** Opening DATASET RECORDS block **
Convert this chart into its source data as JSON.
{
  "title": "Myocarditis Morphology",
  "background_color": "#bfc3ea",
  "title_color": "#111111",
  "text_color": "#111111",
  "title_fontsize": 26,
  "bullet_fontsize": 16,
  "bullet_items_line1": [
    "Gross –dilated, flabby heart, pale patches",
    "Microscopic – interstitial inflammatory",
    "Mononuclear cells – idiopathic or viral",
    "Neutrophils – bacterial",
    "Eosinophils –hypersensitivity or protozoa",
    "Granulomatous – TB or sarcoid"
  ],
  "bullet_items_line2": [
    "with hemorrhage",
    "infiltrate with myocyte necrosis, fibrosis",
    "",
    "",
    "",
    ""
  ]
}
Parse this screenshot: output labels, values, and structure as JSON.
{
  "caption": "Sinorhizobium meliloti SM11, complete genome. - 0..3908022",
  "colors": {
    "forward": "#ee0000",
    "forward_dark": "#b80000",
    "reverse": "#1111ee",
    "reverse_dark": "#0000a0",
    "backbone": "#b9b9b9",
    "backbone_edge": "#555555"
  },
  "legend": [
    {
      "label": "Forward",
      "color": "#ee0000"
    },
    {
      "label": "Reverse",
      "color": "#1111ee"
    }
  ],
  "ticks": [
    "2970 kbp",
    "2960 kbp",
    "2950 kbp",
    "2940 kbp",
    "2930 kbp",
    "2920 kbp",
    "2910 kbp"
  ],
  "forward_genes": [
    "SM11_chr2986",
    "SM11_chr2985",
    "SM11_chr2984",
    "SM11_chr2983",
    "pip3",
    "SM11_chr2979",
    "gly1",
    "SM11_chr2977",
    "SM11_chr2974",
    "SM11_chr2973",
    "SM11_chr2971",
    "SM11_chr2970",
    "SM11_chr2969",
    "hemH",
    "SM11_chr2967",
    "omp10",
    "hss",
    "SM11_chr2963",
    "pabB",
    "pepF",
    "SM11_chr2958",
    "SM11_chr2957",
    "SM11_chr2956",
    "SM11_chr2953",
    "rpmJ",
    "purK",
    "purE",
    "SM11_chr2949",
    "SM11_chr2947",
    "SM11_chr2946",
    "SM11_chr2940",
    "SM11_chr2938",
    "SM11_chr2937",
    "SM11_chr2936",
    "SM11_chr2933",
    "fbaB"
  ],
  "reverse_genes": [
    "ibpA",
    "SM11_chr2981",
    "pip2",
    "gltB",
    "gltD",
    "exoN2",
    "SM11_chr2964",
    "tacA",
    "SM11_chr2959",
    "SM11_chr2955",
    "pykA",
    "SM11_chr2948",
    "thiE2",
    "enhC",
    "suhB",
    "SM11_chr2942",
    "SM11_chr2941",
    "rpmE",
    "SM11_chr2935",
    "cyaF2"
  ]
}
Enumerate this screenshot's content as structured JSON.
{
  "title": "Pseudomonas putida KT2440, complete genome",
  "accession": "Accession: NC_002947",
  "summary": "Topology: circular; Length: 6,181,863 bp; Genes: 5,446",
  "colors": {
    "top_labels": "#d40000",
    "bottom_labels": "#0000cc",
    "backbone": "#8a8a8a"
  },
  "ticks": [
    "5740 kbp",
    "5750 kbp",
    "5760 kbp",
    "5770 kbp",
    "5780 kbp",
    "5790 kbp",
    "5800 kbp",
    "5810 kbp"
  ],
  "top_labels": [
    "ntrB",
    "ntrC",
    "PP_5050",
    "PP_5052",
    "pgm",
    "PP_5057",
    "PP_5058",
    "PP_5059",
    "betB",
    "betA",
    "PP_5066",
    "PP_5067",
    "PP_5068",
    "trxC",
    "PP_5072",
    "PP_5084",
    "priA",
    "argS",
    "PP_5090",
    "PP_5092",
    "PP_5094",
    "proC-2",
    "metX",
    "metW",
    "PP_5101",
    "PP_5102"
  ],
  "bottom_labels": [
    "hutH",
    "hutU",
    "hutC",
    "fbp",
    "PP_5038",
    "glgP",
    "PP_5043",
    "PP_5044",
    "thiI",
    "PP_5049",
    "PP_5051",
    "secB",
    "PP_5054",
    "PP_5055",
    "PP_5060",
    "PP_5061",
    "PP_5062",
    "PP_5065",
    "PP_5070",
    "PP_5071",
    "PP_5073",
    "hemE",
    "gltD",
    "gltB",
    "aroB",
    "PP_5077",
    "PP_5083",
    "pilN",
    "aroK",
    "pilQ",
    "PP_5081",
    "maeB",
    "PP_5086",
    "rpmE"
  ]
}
** Closing DATASET RECORDS block **
* EXERCISE DETAILS *
Search the data for "this". Copy each line that has it.

* TASK RESULT *
Convert this chart into its source data as JSON.
Parse this screenshot: output labels, values, and structure as JSON.
Enumerate this screenshot's content as structured JSON.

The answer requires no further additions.